**Records provided**:
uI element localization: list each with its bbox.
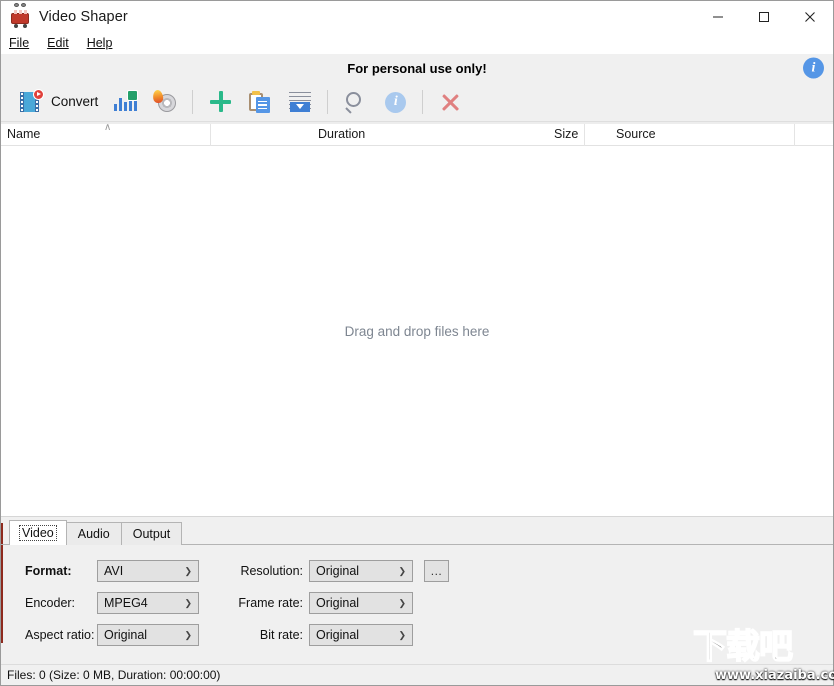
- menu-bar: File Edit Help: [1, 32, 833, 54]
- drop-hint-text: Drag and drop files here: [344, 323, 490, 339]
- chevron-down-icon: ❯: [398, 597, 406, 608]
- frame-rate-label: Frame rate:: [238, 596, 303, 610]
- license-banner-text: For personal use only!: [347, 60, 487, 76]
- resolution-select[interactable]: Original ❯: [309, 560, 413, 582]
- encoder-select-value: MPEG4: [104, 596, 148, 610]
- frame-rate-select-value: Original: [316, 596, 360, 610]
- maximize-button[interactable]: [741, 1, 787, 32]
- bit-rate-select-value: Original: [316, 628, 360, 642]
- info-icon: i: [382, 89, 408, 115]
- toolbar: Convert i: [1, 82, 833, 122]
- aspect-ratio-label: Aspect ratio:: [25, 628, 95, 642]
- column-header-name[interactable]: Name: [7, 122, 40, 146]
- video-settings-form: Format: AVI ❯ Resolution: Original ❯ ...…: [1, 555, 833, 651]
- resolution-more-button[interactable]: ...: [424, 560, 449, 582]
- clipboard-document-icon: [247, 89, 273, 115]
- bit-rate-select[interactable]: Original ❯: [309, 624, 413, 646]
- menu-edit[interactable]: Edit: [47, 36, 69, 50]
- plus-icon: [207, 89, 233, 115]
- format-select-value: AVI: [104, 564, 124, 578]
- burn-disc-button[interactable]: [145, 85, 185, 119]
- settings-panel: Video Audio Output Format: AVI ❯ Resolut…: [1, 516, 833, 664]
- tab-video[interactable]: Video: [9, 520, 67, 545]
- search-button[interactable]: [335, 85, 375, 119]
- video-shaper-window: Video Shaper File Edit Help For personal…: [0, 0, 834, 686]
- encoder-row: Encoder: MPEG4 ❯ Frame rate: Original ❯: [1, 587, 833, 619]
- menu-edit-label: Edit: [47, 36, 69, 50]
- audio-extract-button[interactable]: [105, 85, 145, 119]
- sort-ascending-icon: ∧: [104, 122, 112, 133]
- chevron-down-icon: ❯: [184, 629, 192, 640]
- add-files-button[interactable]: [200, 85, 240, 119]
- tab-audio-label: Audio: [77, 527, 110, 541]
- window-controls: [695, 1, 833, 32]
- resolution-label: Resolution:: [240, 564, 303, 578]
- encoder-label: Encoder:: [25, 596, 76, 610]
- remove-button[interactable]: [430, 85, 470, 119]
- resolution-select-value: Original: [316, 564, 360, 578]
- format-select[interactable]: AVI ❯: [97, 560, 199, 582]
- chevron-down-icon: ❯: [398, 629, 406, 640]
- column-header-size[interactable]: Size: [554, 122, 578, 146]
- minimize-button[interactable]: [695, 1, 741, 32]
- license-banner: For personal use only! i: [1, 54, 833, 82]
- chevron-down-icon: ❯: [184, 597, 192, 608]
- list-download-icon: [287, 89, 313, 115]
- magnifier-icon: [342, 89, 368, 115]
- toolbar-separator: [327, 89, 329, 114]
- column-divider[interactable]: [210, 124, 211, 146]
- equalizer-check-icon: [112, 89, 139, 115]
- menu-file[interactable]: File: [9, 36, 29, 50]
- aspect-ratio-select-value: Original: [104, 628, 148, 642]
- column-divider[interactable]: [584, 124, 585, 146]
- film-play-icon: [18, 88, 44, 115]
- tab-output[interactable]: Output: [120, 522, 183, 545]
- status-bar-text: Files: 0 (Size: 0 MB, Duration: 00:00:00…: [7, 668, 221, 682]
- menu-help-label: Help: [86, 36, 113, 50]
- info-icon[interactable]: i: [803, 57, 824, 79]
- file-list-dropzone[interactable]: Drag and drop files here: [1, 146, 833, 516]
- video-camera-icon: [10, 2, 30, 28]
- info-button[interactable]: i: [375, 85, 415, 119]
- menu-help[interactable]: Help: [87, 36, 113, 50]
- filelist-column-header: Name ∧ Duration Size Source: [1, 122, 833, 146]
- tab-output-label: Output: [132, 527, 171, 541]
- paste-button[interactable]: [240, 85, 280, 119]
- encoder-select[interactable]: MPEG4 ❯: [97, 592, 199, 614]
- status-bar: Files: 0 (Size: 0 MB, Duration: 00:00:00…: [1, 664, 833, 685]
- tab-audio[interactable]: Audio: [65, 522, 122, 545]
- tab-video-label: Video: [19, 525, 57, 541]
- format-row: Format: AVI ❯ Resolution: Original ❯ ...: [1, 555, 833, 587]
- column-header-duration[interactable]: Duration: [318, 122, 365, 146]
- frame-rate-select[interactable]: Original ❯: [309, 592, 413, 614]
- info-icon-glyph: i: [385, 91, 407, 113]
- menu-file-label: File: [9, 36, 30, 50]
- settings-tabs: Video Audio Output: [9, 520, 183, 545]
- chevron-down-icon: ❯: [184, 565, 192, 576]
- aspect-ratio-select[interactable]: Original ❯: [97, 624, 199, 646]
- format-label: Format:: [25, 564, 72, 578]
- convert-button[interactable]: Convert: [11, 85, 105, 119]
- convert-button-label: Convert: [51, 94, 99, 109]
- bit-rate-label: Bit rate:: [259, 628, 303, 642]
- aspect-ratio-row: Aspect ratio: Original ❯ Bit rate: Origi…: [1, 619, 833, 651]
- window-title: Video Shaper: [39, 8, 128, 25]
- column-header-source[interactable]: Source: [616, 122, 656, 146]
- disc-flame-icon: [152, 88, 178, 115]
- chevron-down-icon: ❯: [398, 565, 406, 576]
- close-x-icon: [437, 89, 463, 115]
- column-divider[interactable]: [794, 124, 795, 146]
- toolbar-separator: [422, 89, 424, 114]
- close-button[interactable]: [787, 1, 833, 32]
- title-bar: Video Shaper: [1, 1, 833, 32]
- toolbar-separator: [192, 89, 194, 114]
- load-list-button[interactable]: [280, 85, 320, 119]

...

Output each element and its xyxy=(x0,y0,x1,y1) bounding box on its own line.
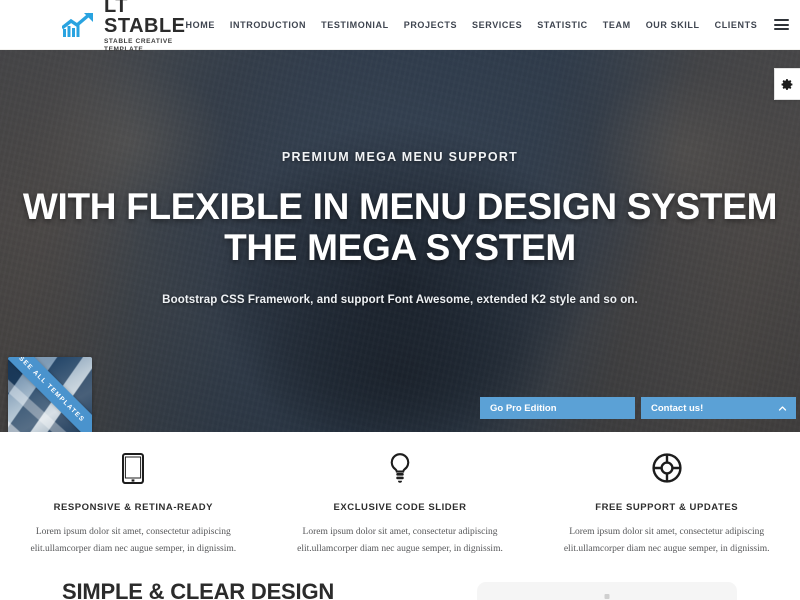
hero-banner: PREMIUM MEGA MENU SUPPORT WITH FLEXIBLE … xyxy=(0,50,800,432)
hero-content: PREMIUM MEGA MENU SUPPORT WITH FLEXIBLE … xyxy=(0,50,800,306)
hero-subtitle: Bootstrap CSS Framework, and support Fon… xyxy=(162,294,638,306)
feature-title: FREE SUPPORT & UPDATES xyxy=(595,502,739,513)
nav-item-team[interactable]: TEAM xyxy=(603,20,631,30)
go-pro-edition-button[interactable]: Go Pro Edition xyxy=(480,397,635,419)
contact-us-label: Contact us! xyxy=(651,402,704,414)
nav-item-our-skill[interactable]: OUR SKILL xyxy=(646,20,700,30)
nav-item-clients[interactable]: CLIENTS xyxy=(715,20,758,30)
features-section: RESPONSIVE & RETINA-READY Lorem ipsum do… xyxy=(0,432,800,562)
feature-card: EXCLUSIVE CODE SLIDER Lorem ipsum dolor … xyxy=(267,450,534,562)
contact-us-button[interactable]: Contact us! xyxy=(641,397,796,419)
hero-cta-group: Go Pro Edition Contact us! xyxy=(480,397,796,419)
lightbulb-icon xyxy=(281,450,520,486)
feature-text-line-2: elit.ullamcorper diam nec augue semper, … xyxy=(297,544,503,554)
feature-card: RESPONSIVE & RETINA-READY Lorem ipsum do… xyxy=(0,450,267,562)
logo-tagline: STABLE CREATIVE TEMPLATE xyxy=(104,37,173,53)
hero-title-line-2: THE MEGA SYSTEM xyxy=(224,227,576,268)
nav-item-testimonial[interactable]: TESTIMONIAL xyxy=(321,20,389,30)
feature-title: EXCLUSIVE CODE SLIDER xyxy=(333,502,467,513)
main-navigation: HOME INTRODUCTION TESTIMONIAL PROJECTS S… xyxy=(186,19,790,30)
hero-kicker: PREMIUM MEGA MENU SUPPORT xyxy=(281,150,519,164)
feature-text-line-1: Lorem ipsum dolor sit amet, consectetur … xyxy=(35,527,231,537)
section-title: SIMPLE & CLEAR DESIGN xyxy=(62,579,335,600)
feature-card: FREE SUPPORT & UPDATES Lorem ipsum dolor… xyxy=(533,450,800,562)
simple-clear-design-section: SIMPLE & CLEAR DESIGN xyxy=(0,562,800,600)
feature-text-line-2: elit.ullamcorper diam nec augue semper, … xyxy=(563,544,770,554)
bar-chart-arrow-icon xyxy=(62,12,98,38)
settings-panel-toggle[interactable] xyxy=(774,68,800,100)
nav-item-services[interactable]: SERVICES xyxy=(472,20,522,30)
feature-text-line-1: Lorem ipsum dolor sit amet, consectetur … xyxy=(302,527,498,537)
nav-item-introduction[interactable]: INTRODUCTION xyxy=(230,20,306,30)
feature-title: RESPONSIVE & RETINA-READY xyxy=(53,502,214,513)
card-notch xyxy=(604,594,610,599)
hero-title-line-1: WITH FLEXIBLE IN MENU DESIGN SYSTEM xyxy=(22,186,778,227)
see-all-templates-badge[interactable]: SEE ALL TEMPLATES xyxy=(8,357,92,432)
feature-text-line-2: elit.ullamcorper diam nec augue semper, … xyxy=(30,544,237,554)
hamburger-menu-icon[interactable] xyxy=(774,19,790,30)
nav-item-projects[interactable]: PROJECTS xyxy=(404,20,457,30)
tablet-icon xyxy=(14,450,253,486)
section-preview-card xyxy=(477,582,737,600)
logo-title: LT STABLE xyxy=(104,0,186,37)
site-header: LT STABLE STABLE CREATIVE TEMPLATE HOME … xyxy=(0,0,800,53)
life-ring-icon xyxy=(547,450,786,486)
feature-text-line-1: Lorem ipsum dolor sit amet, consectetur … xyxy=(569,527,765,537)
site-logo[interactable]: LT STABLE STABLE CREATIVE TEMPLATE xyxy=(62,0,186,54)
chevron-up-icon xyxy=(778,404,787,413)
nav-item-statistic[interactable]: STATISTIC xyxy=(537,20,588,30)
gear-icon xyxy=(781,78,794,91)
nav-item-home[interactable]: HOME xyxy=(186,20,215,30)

**Set exercise**:
Convert the items starting with the line containing "hero-banner: PREMIUM MEGA" and going on through the line containing "contact-us-label: Contact us!" into a JSON list of strings, one string per line, leaving out any blank lines.

**Exercise output**:
[
  "hero-banner: PREMIUM MEGA MENU SUPPORT WITH FLEXIBLE … xyxy=(0,50,800,432)",
  "hero-content: PREMIUM MEGA MENU SUPPORT WITH FLEXIBLE … xyxy=(0,50,800,306)",
  "hero-subtitle: Bootstrap CSS Framework, and support Fon… xyxy=(162,294,638,306)",
  "feature-title: FREE SUPPORT & UPDATES xyxy=(595,502,739,513)",
  "nav-item-team[interactable]: TEAM xyxy=(603,20,631,30)",
  "go-pro-edition-button[interactable]: Go Pro Edition xyxy=(480,397,635,419)",
  "contact-us-label: Contact us! xyxy=(651,402,704,414)"
]